[start]

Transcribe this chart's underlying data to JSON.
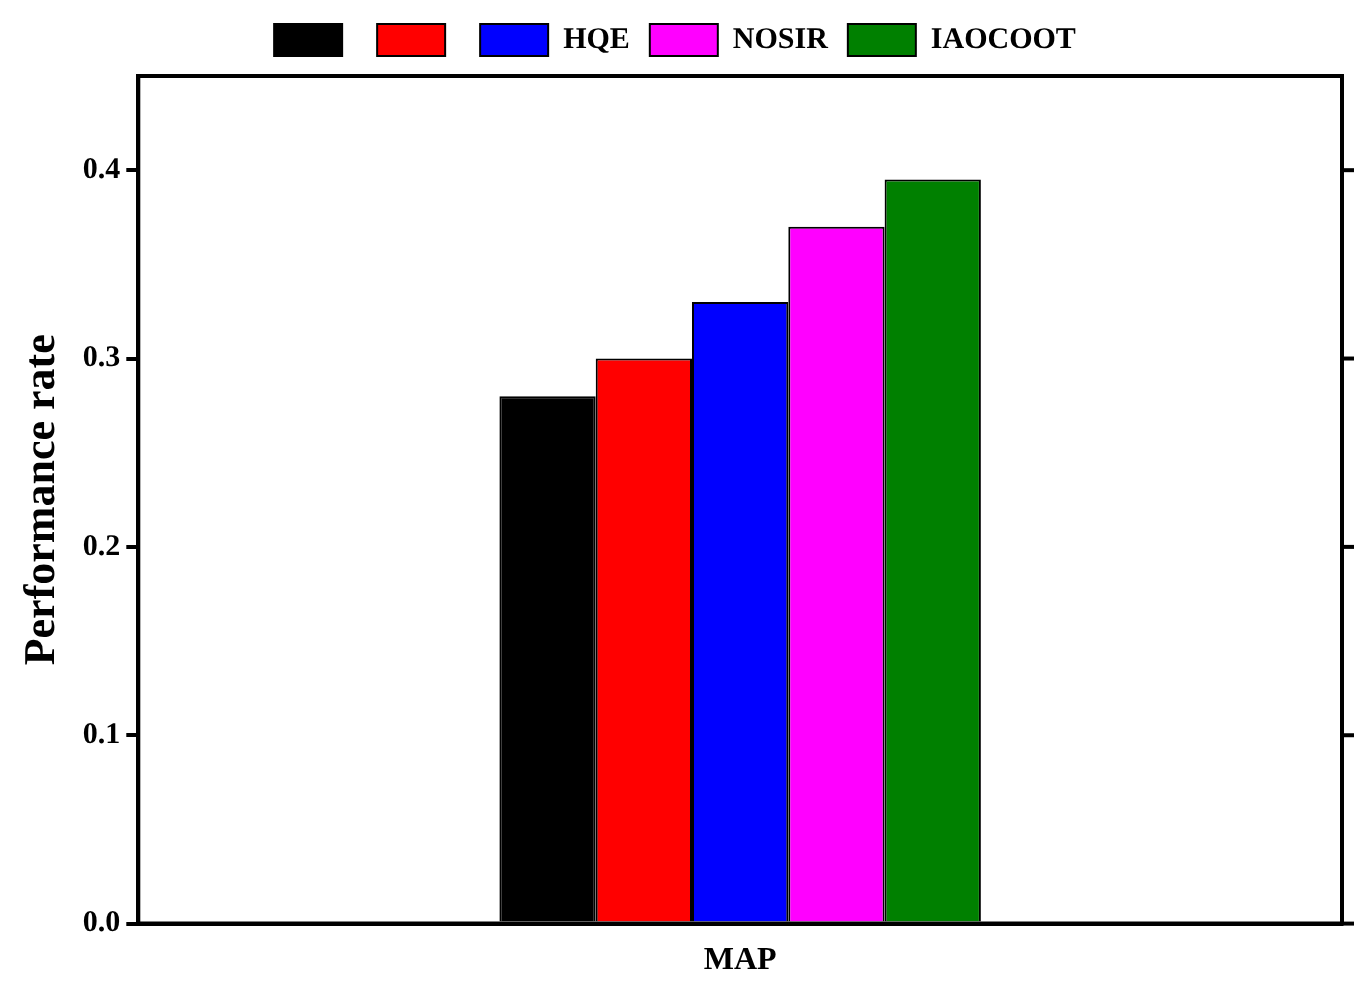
{
  "chart_data": {
    "type": "bar",
    "ylabel": "Performance rate",
    "categories": [
      "MAP"
    ],
    "series": [
      {
        "color": "#000000",
        "values": [
          0.28
        ]
      },
      {
        "color": "#ff0000",
        "values": [
          0.3
        ]
      },
      {
        "name": "HQE",
        "color": "#0000ff",
        "values": [
          0.33
        ]
      },
      {
        "name": "NOSIR",
        "color": "#ff00ff",
        "values": [
          0.37
        ]
      },
      {
        "name": "IAOCOOT",
        "color": "#008000",
        "values": [
          0.395
        ]
      }
    ],
    "ylim": [
      0,
      0.45
    ],
    "yticks": [
      {
        "value": 0,
        "label": "0.0"
      },
      0.1,
      0.2,
      0.3,
      0.4
    ],
    "legend": "top",
    "grid": false
  }
}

[end]

TASK STATEMENT – Without including any pictures, print each record exactly.

RESPONSE –
Transcribe this chart's underlying data to JSON.
{
  "chart_data": {
    "type": "bar",
    "ylabel": "Performance rate",
    "categories": [
      "MAP"
    ],
    "series": [
      {
        "color": "#000000",
        "values": [
          0.28
        ]
      },
      {
        "color": "#ff0000",
        "values": [
          0.3
        ]
      },
      {
        "name": "HQE",
        "color": "#0000ff",
        "values": [
          0.33
        ]
      },
      {
        "name": "NOSIR",
        "color": "#ff00ff",
        "values": [
          0.37
        ]
      },
      {
        "name": "IAOCOOT",
        "color": "#008000",
        "values": [
          0.395
        ]
      }
    ],
    "ylim": [
      0,
      0.45
    ],
    "yticks": [
      {
        "value": 0,
        "label": "0.0"
      },
      0.1,
      0.2,
      0.3,
      0.4
    ],
    "legend": "top",
    "grid": false
  }
}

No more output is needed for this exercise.